To be done :: Type out the material below exactly.

Material supplied ::

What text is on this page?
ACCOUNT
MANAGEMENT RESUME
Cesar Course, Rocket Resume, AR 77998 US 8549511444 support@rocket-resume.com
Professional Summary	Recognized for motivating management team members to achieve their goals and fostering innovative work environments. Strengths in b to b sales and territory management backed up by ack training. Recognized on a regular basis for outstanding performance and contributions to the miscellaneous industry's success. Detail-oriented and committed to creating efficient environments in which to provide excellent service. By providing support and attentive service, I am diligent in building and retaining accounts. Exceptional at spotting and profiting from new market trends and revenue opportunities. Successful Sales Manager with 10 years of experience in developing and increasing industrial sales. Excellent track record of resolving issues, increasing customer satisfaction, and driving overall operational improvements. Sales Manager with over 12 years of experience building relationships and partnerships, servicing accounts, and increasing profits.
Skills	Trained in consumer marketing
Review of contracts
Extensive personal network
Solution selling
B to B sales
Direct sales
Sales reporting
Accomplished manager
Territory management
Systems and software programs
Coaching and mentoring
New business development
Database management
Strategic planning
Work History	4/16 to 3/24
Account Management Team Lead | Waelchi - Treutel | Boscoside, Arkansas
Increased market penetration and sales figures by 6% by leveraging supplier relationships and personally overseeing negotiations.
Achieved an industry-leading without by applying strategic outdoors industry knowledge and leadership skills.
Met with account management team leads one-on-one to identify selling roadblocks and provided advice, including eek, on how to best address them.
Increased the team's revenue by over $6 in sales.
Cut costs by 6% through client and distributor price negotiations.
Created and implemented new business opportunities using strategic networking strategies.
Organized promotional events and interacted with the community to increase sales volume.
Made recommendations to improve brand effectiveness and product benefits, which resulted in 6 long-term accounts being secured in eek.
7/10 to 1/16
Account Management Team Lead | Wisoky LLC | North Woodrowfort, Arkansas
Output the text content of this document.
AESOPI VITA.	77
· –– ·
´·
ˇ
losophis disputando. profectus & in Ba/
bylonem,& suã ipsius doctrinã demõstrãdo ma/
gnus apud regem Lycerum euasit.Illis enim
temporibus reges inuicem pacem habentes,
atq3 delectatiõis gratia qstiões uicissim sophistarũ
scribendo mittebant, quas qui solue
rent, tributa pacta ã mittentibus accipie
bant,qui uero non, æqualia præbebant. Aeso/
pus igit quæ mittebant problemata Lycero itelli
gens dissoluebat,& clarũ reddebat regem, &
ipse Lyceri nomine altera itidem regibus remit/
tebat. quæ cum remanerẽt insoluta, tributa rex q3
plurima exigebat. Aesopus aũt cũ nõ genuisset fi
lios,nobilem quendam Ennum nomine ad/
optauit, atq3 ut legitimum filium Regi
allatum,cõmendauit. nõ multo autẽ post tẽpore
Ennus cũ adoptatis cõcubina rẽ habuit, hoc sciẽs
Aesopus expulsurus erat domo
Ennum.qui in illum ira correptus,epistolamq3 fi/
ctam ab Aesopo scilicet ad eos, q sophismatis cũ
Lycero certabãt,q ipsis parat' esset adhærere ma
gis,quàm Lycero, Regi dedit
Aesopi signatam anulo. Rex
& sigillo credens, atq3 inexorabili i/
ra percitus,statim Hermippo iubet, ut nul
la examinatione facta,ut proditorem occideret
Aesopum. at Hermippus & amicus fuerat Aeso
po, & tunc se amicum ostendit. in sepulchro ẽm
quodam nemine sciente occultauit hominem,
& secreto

Answer for this exercise ::
What text is on this page?
ACCOUNT
MANAGEMENT RESUME
Cesar Course, Rocket Resume, AR 77998 US 8549511444 support@rocket-resume.com
Professional Summary	Recognized for motivating management team members to achieve their goals and fostering innovative work environments. Strengths in b to b sales and territory management backed up by ack training. Recognized on a regular basis for outstanding performance and contributions to the miscellaneous industry's success. Detail-oriented and committed to creating efficient environments in which to provide excellent service. By providing support and attentive service, I am diligent in building and retaining accounts. Exceptional at spotting and profiting from new market trends and revenue opportunities. Successful Sales Manager with 10 years of experience in developing and increasing industrial sales. Excellent track record of resolving issues, increasing customer satisfaction, and driving overall operational improvements. Sales Manager with over 12 years of experience building relationships and partnerships, servicing accounts, and increasing profits.
Skills	Trained in consumer marketing
Review of contracts
Extensive personal network
Solution selling
B to B sales
Direct sales
Sales reporting
Accomplished manager
Territory management
Systems and software programs
Coaching and mentoring
New business development
Database management
Strategic planning
Work History	4/16 to 3/24
Account Management Team Lead | Waelchi - Treutel | Boscoside, Arkansas
Increased market penetration and sales figures by 6% by leveraging supplier relationships and personally overseeing negotiations.
Achieved an industry-leading without by applying strategic outdoors industry knowledge and leadership skills.
Met with account management team leads one-on-one to identify selling roadblocks and provided advice, including eek, on how to best address them.
Increased the team's revenue by over $6 in sales.
Cut costs by 6% through client and distributor price negotiations.
Created and implemented new business opportunities using strategic networking strategies.
Organized promotional events and interacted with the community to increase sales volume.
Made recommendations to improve brand effectiveness and product benefits, which resulted in 6 long-term accounts being secured in eek.
7/10 to 1/16
Account Management Team Lead | Wisoky LLC | North Woodrowfort, Arkansas
Output the text content of this document.
AESOPI VITA.	77
· –– ·
´·
ˇ
losophis disputando. profectus & in Ba/
bylonem,& suã ipsius doctrinã demõstrãdo ma/
gnus apud regem Lycerum euasit.Illis enim
temporibus reges inuicem pacem habentes,
atq3 delectatiõis gratia qstiões uicissim sophistarũ
scribendo mittebant, quas qui solue
rent, tributa pacta ã mittentibus accipie
bant,qui uero non, æqualia præbebant. Aeso/
pus igit quæ mittebant problemata Lycero itelli
gens dissoluebat,& clarũ reddebat regem, &
ipse Lyceri nomine altera itidem regibus remit/
tebat. quæ cum remanerẽt insoluta, tributa rex q3
plurima exigebat. Aesopus aũt cũ nõ genuisset fi
lios,nobilem quendam Ennum nomine ad/
optauit, atq3 ut legitimum filium Regi
allatum,cõmendauit. nõ multo autẽ post tẽpore
Ennus cũ adoptatis cõcubina rẽ habuit, hoc sciẽs
Aesopus expulsurus erat domo
Ennum.qui in illum ira correptus,epistolamq3 fi/
ctam ab Aesopo scilicet ad eos, q sophismatis cũ
Lycero certabãt,q ipsis parat' esset adhærere ma
gis,quàm Lycero, Regi dedit
Aesopi signatam anulo. Rex
& sigillo credens, atq3 inexorabili i/
ra percitus,statim Hermippo iubet, ut nul
la examinatione facta,ut proditorem occideret
Aesopum. at Hermippus & amicus fuerat Aeso
po, & tunc se amicum ostendit. in sepulchro ẽm
quodam nemine sciente occultauit hominem,
& secreto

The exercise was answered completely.